GIVEN REQUEST -
Show all lines holding the string "this".

RECORD EXTRACTS -
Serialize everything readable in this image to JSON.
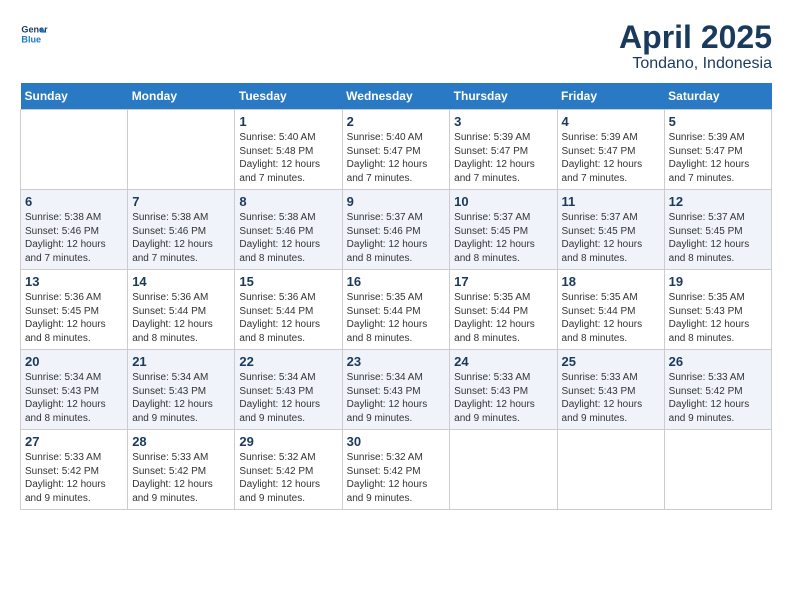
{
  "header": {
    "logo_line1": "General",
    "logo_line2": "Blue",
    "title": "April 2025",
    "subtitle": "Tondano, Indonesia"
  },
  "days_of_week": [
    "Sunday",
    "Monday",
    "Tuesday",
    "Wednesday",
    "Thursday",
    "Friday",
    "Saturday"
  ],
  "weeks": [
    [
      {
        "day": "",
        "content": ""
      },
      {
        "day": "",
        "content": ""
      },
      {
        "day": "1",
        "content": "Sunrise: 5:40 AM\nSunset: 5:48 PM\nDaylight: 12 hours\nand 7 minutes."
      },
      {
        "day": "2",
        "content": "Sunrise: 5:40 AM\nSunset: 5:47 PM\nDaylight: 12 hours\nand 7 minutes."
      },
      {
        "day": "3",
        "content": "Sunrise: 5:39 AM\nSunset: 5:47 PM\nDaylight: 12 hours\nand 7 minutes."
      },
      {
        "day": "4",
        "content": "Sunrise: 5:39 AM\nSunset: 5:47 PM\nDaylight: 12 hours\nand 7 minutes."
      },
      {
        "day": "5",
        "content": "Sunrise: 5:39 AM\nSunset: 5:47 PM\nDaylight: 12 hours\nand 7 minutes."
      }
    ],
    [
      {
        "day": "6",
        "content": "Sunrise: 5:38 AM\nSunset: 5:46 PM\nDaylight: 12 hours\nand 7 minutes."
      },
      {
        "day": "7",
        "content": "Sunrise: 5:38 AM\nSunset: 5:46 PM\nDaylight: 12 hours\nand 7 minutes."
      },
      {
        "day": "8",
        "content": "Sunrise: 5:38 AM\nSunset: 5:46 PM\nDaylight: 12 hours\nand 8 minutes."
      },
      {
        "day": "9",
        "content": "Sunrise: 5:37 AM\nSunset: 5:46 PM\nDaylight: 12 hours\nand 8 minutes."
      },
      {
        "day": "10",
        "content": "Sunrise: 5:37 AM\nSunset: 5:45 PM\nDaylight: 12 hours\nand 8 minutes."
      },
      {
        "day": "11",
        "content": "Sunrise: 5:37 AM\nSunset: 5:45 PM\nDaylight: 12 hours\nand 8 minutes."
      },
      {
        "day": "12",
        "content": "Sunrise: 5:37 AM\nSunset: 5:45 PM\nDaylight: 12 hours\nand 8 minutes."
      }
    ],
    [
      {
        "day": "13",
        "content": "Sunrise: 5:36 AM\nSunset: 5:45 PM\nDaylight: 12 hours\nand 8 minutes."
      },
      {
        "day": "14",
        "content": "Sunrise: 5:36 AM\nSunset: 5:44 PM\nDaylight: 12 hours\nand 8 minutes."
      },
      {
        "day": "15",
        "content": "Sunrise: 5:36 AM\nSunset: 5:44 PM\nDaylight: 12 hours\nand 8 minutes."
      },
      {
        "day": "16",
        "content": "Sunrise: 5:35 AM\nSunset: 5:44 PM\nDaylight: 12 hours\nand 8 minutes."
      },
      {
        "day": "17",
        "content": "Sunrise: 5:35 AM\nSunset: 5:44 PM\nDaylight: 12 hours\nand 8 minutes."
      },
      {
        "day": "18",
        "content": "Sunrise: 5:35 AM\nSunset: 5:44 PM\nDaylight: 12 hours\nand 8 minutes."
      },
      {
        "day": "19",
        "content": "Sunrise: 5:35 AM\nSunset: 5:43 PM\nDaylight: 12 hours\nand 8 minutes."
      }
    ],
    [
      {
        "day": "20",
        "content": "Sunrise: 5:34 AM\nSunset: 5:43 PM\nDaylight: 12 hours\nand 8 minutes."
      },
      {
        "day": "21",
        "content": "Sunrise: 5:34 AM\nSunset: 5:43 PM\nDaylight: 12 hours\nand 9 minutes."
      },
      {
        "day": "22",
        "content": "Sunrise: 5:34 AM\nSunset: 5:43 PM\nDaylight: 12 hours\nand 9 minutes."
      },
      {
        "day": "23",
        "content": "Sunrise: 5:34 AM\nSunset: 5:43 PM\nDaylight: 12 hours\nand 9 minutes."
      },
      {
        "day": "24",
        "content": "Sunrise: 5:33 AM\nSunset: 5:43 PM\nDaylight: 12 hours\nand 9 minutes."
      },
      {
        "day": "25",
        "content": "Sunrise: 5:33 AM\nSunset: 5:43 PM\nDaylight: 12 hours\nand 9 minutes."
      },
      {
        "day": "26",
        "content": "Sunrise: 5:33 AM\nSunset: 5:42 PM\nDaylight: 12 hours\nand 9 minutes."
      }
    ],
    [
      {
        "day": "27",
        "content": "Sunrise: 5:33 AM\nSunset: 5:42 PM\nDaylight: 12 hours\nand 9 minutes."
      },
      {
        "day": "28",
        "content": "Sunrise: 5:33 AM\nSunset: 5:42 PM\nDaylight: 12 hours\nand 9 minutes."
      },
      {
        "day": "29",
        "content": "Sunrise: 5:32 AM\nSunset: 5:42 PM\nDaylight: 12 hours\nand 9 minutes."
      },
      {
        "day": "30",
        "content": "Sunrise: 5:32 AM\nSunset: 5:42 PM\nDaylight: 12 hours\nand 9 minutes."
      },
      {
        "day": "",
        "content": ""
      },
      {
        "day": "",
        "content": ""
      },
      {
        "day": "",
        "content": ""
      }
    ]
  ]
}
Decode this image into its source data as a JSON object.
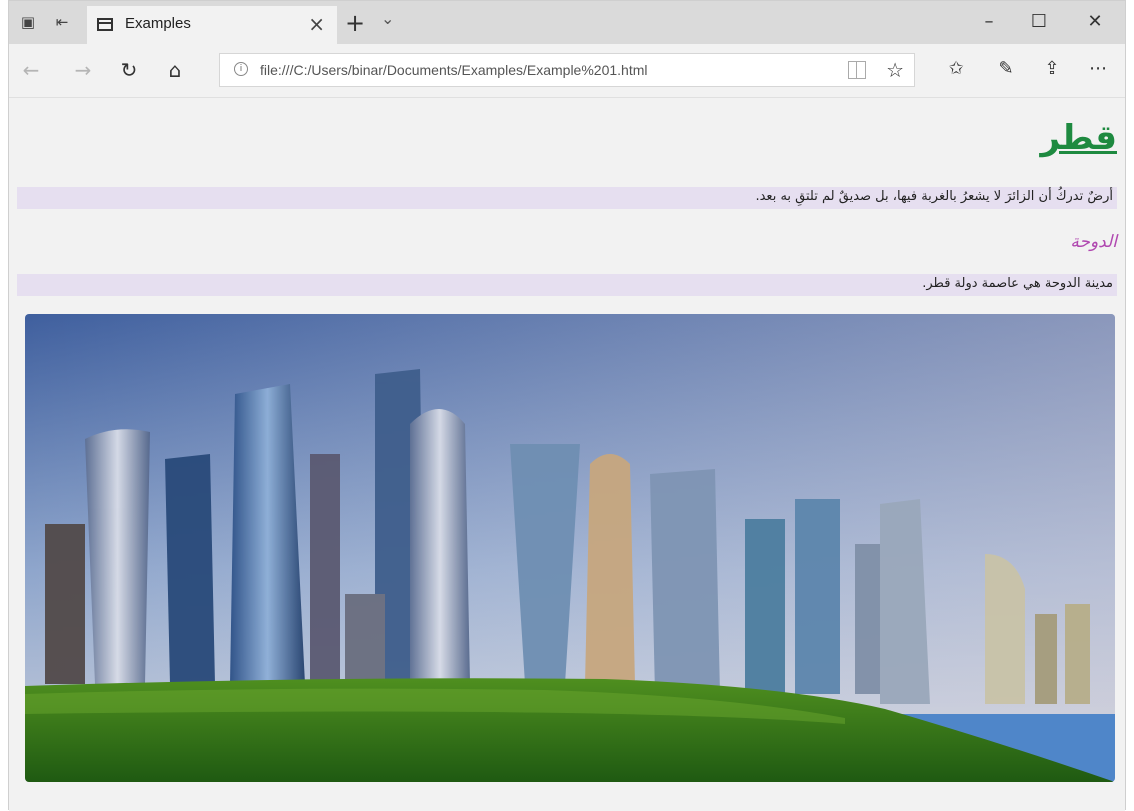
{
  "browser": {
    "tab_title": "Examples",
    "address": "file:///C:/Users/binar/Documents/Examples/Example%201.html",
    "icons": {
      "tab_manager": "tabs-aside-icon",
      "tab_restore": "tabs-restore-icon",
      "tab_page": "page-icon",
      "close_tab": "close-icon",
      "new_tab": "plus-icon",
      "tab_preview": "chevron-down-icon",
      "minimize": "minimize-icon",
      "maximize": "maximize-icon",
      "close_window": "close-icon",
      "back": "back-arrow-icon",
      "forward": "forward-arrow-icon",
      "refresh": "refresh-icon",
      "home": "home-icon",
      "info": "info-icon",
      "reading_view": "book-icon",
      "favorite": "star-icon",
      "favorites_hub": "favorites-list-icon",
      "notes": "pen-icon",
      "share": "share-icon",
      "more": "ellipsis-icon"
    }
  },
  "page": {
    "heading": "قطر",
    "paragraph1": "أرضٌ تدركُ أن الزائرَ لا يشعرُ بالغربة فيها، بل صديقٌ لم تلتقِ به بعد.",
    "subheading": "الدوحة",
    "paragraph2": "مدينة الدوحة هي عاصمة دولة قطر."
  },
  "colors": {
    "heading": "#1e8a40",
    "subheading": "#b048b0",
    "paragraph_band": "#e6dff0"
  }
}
--
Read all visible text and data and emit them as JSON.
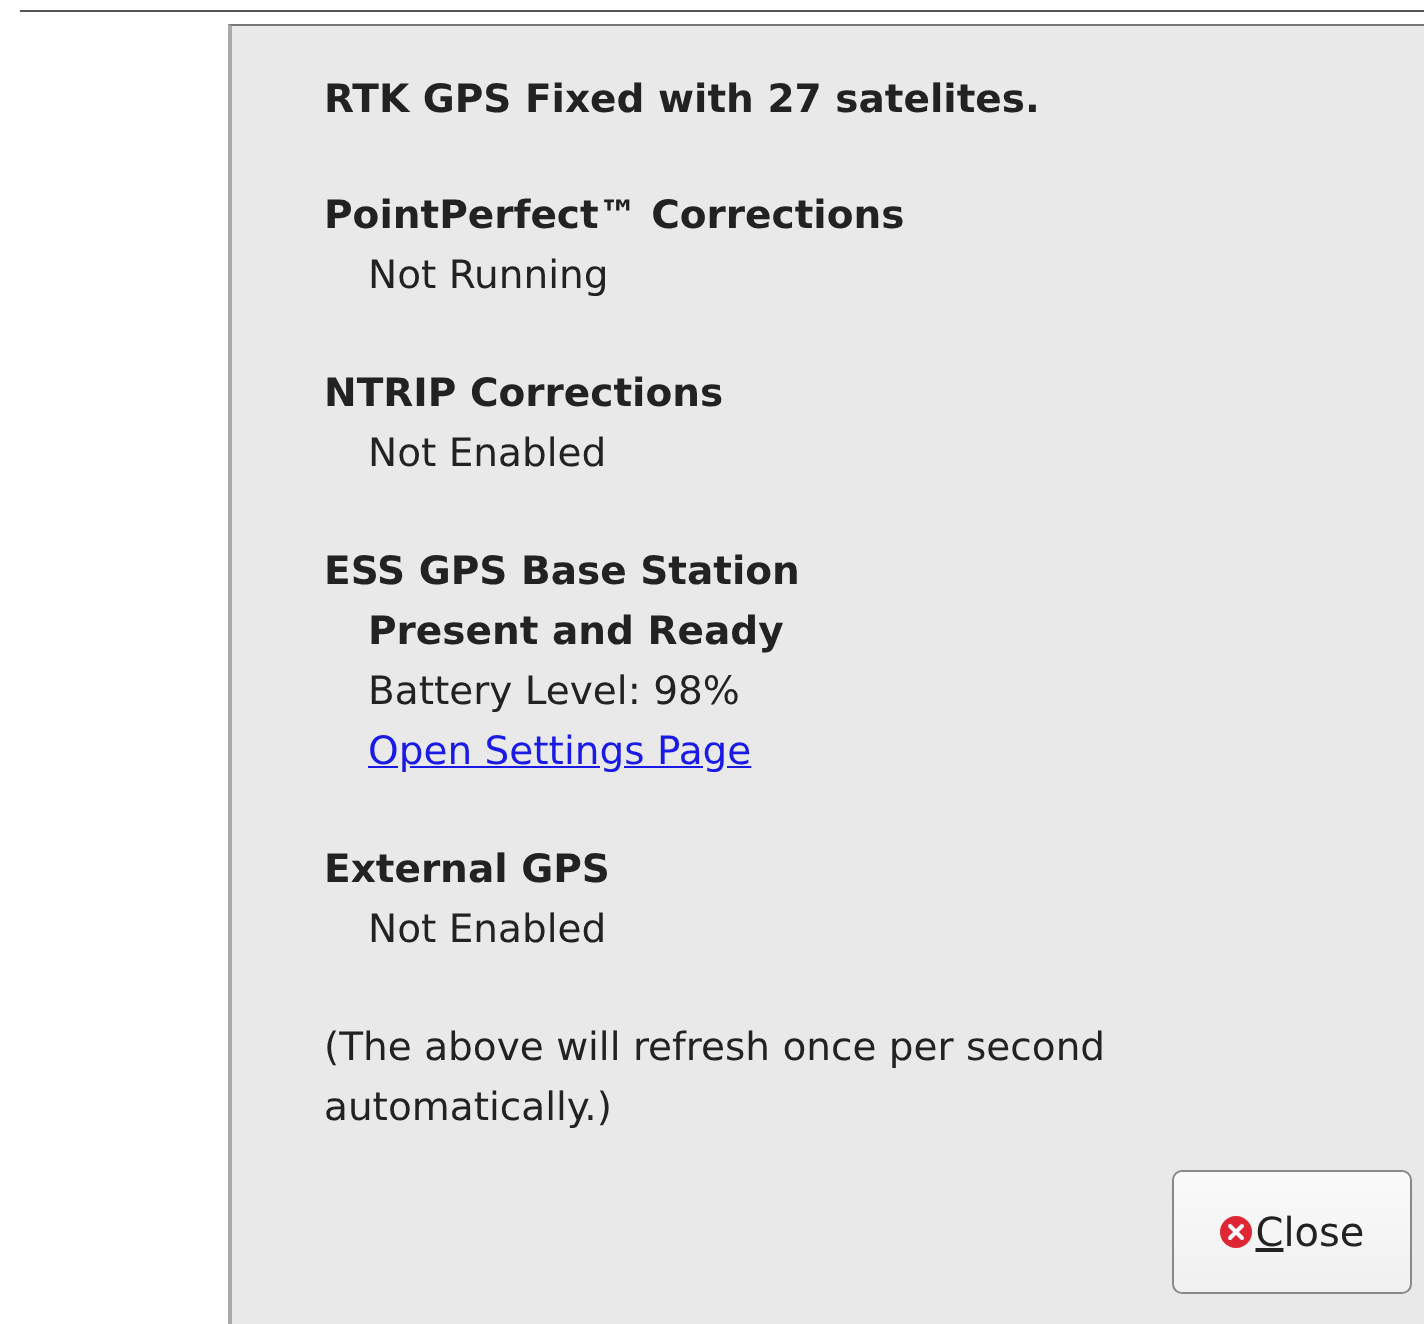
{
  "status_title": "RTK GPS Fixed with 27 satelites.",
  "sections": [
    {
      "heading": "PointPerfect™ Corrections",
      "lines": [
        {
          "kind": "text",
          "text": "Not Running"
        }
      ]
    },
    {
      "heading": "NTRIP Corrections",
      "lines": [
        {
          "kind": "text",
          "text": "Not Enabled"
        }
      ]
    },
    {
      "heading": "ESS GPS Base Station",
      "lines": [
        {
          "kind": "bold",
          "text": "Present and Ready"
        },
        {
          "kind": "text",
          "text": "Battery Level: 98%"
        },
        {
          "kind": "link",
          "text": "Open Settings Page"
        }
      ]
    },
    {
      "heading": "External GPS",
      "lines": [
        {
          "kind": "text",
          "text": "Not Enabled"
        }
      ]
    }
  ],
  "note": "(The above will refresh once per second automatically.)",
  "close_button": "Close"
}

RESPONSE TO THE TASK -
Serialize everything readable in this image to JSON.
Decode this image into its source data as a JSON object.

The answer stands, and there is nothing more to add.